Collected data:
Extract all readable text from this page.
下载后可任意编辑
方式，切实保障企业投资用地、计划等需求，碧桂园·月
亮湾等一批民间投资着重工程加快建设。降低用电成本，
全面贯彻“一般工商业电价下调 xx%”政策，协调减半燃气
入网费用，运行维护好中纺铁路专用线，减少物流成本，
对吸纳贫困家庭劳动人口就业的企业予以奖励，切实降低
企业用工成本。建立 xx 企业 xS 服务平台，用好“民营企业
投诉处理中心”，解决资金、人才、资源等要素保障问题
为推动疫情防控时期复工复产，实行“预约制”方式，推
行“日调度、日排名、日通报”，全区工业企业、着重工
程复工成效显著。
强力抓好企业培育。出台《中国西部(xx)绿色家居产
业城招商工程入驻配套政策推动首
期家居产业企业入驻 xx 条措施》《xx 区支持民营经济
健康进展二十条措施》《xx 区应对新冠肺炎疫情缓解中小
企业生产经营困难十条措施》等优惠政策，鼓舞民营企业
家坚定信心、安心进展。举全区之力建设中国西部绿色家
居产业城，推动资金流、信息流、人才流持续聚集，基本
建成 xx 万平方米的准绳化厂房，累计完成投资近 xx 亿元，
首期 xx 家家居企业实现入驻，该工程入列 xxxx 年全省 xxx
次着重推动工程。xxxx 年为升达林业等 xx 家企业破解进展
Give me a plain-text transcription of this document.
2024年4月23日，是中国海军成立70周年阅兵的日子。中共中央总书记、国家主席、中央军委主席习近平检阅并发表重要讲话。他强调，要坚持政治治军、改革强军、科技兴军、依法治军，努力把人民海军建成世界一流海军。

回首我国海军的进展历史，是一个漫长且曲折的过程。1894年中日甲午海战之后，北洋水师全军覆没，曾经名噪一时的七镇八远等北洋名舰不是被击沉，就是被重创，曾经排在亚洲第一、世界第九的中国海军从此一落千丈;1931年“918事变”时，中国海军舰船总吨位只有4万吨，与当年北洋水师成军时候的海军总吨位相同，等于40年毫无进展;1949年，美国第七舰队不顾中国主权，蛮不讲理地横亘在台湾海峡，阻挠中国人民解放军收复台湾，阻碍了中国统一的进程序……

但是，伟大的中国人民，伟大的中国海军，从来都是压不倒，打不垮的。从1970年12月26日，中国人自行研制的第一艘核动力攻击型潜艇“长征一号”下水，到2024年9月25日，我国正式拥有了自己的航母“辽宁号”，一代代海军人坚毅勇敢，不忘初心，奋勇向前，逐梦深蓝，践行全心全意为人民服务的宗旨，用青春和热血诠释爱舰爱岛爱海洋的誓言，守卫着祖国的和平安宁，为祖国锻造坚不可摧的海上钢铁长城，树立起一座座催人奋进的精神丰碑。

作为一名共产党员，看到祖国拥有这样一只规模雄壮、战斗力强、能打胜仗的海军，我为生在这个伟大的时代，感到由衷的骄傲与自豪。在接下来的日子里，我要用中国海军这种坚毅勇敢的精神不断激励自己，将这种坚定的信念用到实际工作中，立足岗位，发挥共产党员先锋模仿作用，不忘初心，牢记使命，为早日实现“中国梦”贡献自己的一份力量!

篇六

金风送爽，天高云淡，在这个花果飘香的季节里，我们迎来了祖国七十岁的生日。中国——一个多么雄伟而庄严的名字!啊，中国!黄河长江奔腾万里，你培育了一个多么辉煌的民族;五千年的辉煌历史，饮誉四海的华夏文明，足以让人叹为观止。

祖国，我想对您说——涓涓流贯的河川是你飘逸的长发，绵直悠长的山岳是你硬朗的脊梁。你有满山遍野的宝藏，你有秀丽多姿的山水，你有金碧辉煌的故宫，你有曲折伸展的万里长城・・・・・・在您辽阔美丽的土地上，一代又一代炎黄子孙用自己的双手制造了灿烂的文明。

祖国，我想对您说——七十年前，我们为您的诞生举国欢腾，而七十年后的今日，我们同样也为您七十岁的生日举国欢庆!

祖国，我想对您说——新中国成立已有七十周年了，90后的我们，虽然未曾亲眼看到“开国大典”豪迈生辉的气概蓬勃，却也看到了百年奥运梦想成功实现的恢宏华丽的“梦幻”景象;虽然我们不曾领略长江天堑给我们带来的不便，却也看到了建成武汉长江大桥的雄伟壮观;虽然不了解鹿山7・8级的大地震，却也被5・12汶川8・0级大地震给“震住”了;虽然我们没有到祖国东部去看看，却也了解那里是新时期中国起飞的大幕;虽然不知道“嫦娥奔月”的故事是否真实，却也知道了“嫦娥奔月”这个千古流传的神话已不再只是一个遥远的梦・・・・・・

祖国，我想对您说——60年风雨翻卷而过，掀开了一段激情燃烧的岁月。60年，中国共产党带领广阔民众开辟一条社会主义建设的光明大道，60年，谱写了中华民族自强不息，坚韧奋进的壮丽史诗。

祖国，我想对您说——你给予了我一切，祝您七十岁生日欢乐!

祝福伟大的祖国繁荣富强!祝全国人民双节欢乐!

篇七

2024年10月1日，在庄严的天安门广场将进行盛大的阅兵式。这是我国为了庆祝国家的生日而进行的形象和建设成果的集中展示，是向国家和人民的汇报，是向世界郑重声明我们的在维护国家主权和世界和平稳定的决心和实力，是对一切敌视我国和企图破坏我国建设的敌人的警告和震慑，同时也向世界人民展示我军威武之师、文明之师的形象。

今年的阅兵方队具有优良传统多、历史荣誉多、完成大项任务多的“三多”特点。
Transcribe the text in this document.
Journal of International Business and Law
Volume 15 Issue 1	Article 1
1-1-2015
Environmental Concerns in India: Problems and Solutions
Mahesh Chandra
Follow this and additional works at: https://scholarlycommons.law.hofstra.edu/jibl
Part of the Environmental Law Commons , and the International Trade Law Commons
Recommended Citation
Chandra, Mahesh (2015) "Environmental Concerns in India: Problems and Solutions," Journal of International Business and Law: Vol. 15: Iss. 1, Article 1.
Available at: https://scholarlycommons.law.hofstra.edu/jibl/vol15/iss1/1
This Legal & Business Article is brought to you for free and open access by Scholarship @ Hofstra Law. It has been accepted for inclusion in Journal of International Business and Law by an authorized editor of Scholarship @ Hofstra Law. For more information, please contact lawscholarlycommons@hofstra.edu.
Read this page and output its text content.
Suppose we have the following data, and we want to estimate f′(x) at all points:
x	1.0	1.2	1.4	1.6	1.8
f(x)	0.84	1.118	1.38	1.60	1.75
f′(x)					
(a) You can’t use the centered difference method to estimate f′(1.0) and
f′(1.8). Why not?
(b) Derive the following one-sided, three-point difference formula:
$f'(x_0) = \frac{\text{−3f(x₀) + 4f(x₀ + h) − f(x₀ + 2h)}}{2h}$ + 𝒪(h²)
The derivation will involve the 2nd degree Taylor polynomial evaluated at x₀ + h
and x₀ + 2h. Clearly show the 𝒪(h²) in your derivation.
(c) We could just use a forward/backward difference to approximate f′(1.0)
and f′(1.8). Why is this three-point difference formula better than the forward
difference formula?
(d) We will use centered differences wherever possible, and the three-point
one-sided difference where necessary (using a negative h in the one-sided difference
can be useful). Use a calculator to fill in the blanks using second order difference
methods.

▸ SHORT PROBLEM:
From the data above, copy out every line with the string "hofstra" in it.

▸ FINAL RESULT:
Follow this and additional works at: https://scholarlycommons.law.hofstra.edu/jibl
Available at: https://scholarlycommons.law.hofstra.edu/jibl/vol15/iss1/1
This Legal & Business Article is brought to you for free and open access by Scholarship @ Hofstra Law. It has been accepted for inclusion in Journal of International Business and Law by an authorized editor of Scholarship @ Hofstra Law. For more information, please contact lawscholarlycommons@hofstra.edu.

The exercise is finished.